**Stated exercise 1:**
Answer these questions from the text on the Most Significant Change technique:
(a) In how many Australian-funded project programs did the application of MSC face misunderstanding?
(b) What technique is MSC based on?
(c) What might field officers find challenging?
**Stated exercise 2:**
List every distinct source cited in the text on the Most Significant Change technique, with the year or date notation given for each.

══ Page text ══

MSC is faced with entry of inaccurate data which is not time bound which may make it insignificant (Kotvojs n.d, p.6). In the most remote areas, it would be hard to successfully apply the MSC technique as the validity of the recorded information may be compromised. Since, the MSC technique depends heavily on the collected data, its success may be jeopardized if the collected and recorded information is lost.

This would make it impossible to analyze the outcome and the impact of a particular program or project. The collected data requires a lot of time to make reviews (Scott & Proescholdbell 2005, 29) and this may be hard for MSC.

The concept of the applying the Most Significant Change technique is often not well conceptualized. For example, its application in 3 Australian funded project programs was faced with overcoming misunderstanding (Kotvojs n.d, p.3). It was perceived as an alternative of replacing the monitoring and evaluation process rather than playing a greater part in the broader monitoring and evaluation plan.

Therefore, MCS is faced with misconceptions on the role it effectively and essentially plays in participatory M&E. Field officers may be challenged in explaining the importance of the technique and its application. This has the capacity of making its MSC unsuccessful because of the mixed opinions and reactions in regard to the questions asked (Outreach Evaluation Resource Center, 2009, p.1).

The evaluation of the development projects involves a lot of heterogeneous activities that may be a challenge (Kumar &Seth n.d, p.1). The people involved in project have diverse motives and views. Therefore, the use of the MSC may be compromised because the stakeholders’ motives are all different. For example, the MSC is based on storytelling technique (Groot, Toornstra &Tarla 2001, p.1) in which the success stories are recorded.

═══
══ Raw data ══

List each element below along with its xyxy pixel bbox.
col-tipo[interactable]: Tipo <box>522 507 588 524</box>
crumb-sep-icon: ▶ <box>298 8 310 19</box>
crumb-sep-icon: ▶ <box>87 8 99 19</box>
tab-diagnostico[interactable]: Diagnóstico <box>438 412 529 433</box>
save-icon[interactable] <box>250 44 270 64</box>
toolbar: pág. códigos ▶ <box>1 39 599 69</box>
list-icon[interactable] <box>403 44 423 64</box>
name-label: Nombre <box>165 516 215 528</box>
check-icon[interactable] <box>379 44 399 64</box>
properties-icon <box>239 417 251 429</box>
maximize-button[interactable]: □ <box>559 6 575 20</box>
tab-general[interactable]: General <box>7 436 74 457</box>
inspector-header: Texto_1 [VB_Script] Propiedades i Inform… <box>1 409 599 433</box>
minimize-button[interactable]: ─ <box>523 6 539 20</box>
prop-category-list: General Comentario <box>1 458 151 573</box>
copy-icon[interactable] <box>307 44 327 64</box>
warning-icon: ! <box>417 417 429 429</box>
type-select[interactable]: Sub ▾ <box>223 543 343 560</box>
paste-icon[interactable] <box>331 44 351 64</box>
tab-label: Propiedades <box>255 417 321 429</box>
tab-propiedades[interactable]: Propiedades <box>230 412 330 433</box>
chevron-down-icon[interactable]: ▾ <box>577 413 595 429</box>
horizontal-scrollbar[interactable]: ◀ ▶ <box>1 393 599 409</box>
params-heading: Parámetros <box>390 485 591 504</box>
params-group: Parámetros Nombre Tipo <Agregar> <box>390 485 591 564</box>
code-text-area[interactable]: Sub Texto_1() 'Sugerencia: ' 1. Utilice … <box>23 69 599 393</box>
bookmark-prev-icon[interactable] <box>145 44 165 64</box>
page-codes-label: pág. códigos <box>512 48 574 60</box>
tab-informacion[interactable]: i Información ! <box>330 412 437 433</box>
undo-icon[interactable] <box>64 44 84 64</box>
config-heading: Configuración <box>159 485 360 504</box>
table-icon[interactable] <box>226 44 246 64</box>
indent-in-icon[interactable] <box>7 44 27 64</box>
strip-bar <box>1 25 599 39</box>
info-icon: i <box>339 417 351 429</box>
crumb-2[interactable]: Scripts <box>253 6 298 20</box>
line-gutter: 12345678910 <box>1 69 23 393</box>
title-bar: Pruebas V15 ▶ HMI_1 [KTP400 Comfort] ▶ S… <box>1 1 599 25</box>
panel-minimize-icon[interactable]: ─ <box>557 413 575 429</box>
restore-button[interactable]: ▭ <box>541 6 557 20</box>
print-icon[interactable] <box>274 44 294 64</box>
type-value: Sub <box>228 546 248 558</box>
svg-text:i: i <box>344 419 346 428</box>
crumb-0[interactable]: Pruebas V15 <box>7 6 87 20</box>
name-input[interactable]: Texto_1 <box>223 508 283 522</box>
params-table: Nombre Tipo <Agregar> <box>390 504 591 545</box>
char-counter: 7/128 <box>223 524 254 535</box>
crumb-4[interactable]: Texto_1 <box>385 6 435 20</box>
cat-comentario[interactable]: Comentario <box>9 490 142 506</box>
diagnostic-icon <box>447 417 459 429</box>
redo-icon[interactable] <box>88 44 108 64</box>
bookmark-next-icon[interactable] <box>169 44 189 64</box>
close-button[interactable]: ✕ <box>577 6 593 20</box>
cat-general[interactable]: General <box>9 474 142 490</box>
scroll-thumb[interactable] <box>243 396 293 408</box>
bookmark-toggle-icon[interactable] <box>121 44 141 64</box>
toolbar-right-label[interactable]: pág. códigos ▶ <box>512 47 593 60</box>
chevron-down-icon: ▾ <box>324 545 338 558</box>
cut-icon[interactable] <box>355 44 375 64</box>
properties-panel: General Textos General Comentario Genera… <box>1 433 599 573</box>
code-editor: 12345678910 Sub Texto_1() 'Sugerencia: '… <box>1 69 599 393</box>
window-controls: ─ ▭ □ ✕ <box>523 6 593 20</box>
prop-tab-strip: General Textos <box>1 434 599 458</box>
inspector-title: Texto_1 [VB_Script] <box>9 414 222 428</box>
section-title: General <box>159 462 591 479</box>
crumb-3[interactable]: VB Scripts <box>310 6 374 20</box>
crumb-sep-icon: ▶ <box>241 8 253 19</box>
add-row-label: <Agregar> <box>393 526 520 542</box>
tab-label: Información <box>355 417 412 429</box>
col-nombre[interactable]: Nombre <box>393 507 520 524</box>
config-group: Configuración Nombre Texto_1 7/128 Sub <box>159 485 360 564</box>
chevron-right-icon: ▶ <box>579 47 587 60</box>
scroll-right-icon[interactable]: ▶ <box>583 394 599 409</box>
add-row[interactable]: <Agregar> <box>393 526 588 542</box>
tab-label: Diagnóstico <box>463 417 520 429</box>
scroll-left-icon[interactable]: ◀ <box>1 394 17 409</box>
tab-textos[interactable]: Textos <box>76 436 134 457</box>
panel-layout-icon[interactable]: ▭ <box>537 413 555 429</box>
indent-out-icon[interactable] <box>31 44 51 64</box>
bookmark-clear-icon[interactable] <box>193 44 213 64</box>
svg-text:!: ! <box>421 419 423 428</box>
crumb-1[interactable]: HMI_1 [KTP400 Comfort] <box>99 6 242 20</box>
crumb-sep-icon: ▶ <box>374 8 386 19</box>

═══

**Exercise solution 1:**
(a) Three.
(b) A storytelling technique in which success stories are recorded.
(c) Explaining the importance of the technique and its application.

**Exercise solution 2:**
- Kotvojs (n.d)
- Scott & Proescholdbell (2005)
- Outreach Evaluation Resource Center (2009)
- Kumar & Seth (n.d)
- Groot, Toornstra & Tarla (2001)